• Exercise task: Which lines in the material below contain the word "Wave"? Copy each of them.

• Recorded information:
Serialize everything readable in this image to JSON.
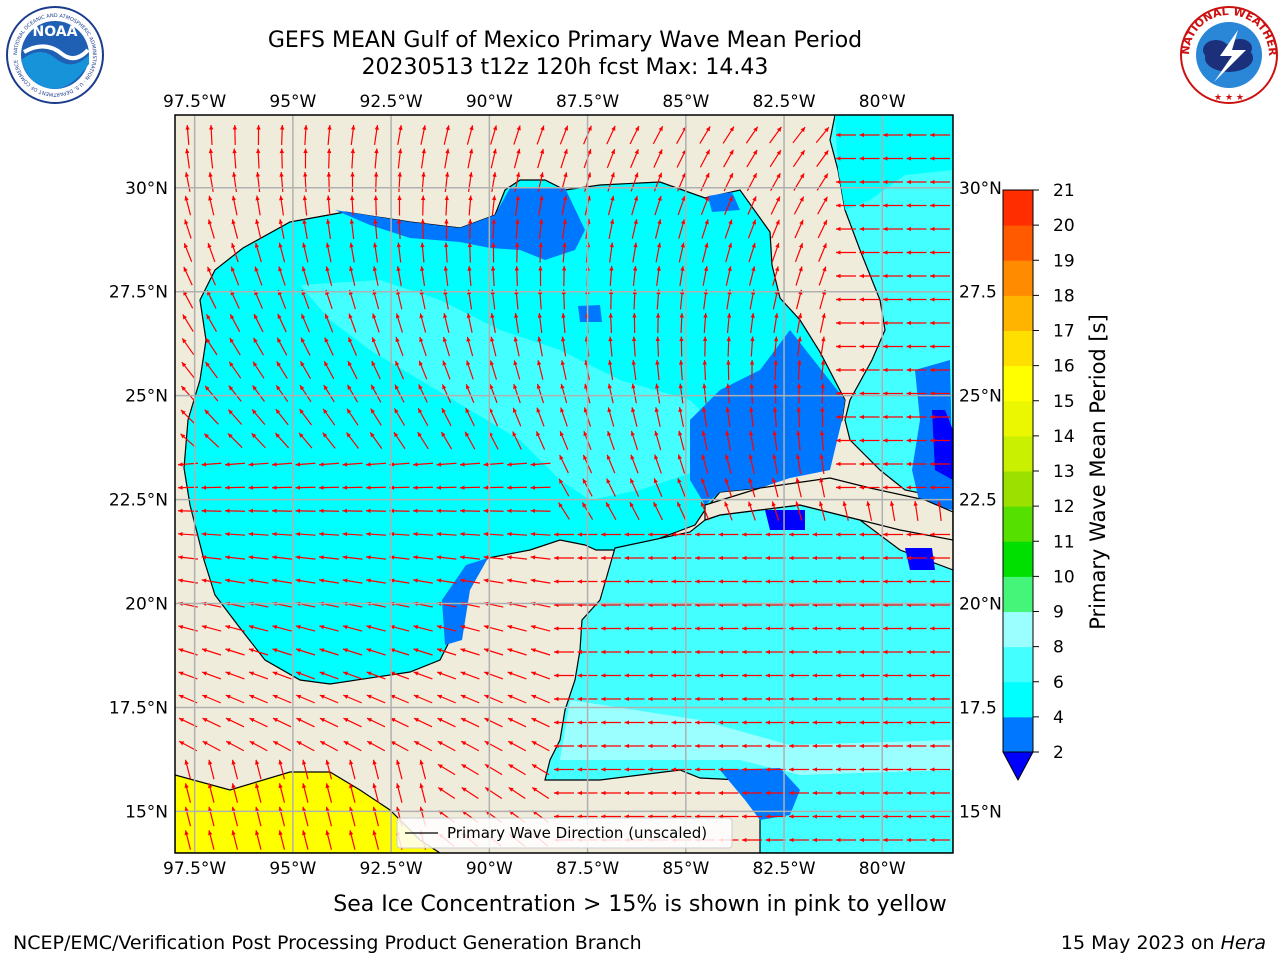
{
  "title": {
    "line1": "GEFS MEAN Gulf of Mexico Primary Wave Mean Period",
    "line2": "20230513 t12z 120h fcst   Max: 14.43"
  },
  "logos": {
    "noaa_text": "NOAA",
    "noaa_ring_text": "NATIONAL OCEANIC AND ATMOSPHERIC ADMINISTRATION · U.S. DEPARTMENT OF COMMERCE",
    "nws_ring_text": "NATIONAL WEATHER SERVICE"
  },
  "map": {
    "lon_range": [
      -98.0,
      -78.2
    ],
    "lat_range": [
      14.0,
      31.75
    ],
    "lon_ticks": [
      "97.5°W",
      "95°W",
      "92.5°W",
      "90°W",
      "87.5°W",
      "85°W",
      "82.5°W",
      "80°W"
    ],
    "lon_tick_values": [
      -97.5,
      -95,
      -92.5,
      -90,
      -87.5,
      -85,
      -82.5,
      -80
    ],
    "lat_ticks_left": [
      "30°N",
      "27.5°N",
      "25°N",
      "22.5°N",
      "20°N",
      "17.5°N",
      "15°N"
    ],
    "lat_ticks_right": [
      "30°N",
      "27.5",
      "25°N",
      "22.5",
      "20°N",
      "17.5",
      "15°N"
    ],
    "lat_tick_values": [
      30,
      27.5,
      25,
      22.5,
      20,
      17.5,
      15
    ],
    "grid": true,
    "land_color": "#efecdc",
    "vector_color": "#ff0000"
  },
  "legend": {
    "label": "Primary Wave Direction (unscaled)"
  },
  "colorbar": {
    "label": "Primary Wave Mean Period [s]",
    "ticks": [
      "2",
      "4",
      "6",
      "8",
      "9",
      "10",
      "11",
      "12",
      "13",
      "14",
      "15",
      "16",
      "17",
      "18",
      "19",
      "20",
      "21"
    ],
    "levels": [
      2,
      4,
      6,
      8,
      9,
      10,
      11,
      12,
      13,
      14,
      15,
      16,
      17,
      18,
      19,
      20,
      21
    ],
    "colors": [
      "#0077ff",
      "#00ffff",
      "#44ffff",
      "#9cffff",
      "#44f57a",
      "#00e000",
      "#55e000",
      "#9ce000",
      "#c8f000",
      "#ebf700",
      "#ffff00",
      "#ffdf00",
      "#ffb400",
      "#ff8c00",
      "#ff5a00",
      "#ff2d00",
      "#ff0000"
    ],
    "under_color": "#0000ff"
  },
  "caption": "Sea Ice Concentration > 15% is shown in pink to yellow",
  "footer": {
    "left": "NCEP/EMC/Verification Post Processing Product Generation Branch",
    "right_prefix": "15 May 2023 on ",
    "right_host": "Hera"
  }
}
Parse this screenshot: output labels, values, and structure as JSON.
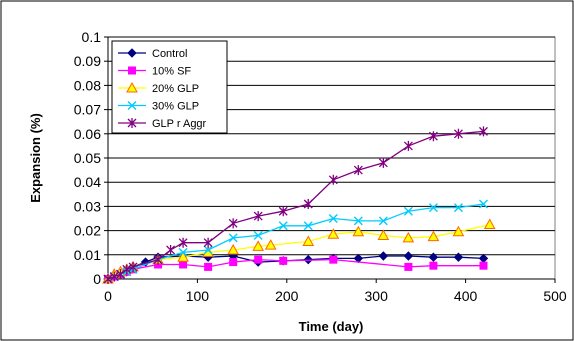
{
  "chart_data": {
    "type": "line",
    "title": "",
    "xlabel": "Time (day)",
    "ylabel": "Expansion (%)",
    "xlim": [
      0,
      500
    ],
    "ylim": [
      0,
      0.1
    ],
    "xticks": [
      0,
      100,
      200,
      300,
      400,
      500
    ],
    "yticks": [
      0,
      0.01,
      0.02,
      0.03,
      0.04,
      0.05,
      0.06,
      0.07,
      0.08,
      0.09,
      0.1
    ],
    "grid": "horizontal",
    "legend_position": "top-left",
    "series": [
      {
        "name": "Control",
        "color": "#000080",
        "marker": "diamond",
        "x": [
          0,
          7,
          14,
          21,
          28,
          42,
          56,
          84,
          112,
          140,
          168,
          196,
          224,
          252,
          280,
          308,
          336,
          364,
          392,
          420
        ],
        "y": [
          0.0,
          0.001,
          0.002,
          0.003,
          0.005,
          0.007,
          0.009,
          0.0095,
          0.009,
          0.0095,
          0.007,
          0.0075,
          0.008,
          0.0085,
          0.0085,
          0.0095,
          0.0095,
          0.009,
          0.009,
          0.0085
        ]
      },
      {
        "name": "10% SF",
        "color": "#ff00ff",
        "marker": "square",
        "x": [
          0,
          7,
          14,
          21,
          28,
          56,
          84,
          112,
          140,
          168,
          196,
          252,
          336,
          364,
          420
        ],
        "y": [
          0.0,
          0.001,
          0.002,
          0.003,
          0.004,
          0.006,
          0.006,
          0.005,
          0.007,
          0.008,
          0.0075,
          0.008,
          0.005,
          0.0055,
          0.0055
        ]
      },
      {
        "name": "20% GLP",
        "color": "#ffff00",
        "edge": "#ff6600",
        "marker": "triangle",
        "x": [
          0,
          7,
          14,
          21,
          28,
          56,
          84,
          112,
          140,
          168,
          182,
          224,
          252,
          280,
          308,
          336,
          364,
          392,
          427
        ],
        "y": [
          0.0,
          0.002,
          0.003,
          0.004,
          0.005,
          0.008,
          0.009,
          0.011,
          0.012,
          0.0135,
          0.014,
          0.0155,
          0.0185,
          0.0195,
          0.018,
          0.017,
          0.0175,
          0.0195,
          0.0225
        ]
      },
      {
        "name": "30% GLP",
        "color": "#00ccff",
        "marker": "x",
        "x": [
          0,
          7,
          14,
          21,
          28,
          56,
          84,
          112,
          140,
          168,
          196,
          224,
          252,
          280,
          308,
          336,
          364,
          392,
          420
        ],
        "y": [
          0.0,
          0.001,
          0.002,
          0.003,
          0.004,
          0.008,
          0.011,
          0.012,
          0.017,
          0.018,
          0.022,
          0.022,
          0.025,
          0.024,
          0.024,
          0.028,
          0.0295,
          0.0295,
          0.031
        ]
      },
      {
        "name": "GLP r Aggr",
        "color": "#800080",
        "marker": "star",
        "x": [
          0,
          7,
          14,
          21,
          28,
          56,
          70,
          84,
          112,
          140,
          168,
          196,
          224,
          252,
          280,
          308,
          336,
          364,
          392,
          420
        ],
        "y": [
          0.0,
          0.001,
          0.002,
          0.004,
          0.005,
          0.008,
          0.012,
          0.015,
          0.015,
          0.023,
          0.026,
          0.028,
          0.031,
          0.041,
          0.045,
          0.048,
          0.055,
          0.059,
          0.06,
          0.061
        ]
      }
    ]
  }
}
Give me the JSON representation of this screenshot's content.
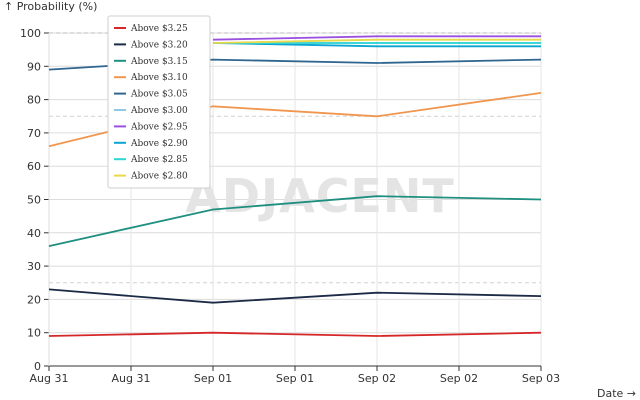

• Exercise result:
    "line1": "GEFS MEAN Gulf of Mexico Primary Wave Mean Period",
    "label": "Primary Wave Direction (unscaled)"
    "label": "Primary Wave Mean Period [s]",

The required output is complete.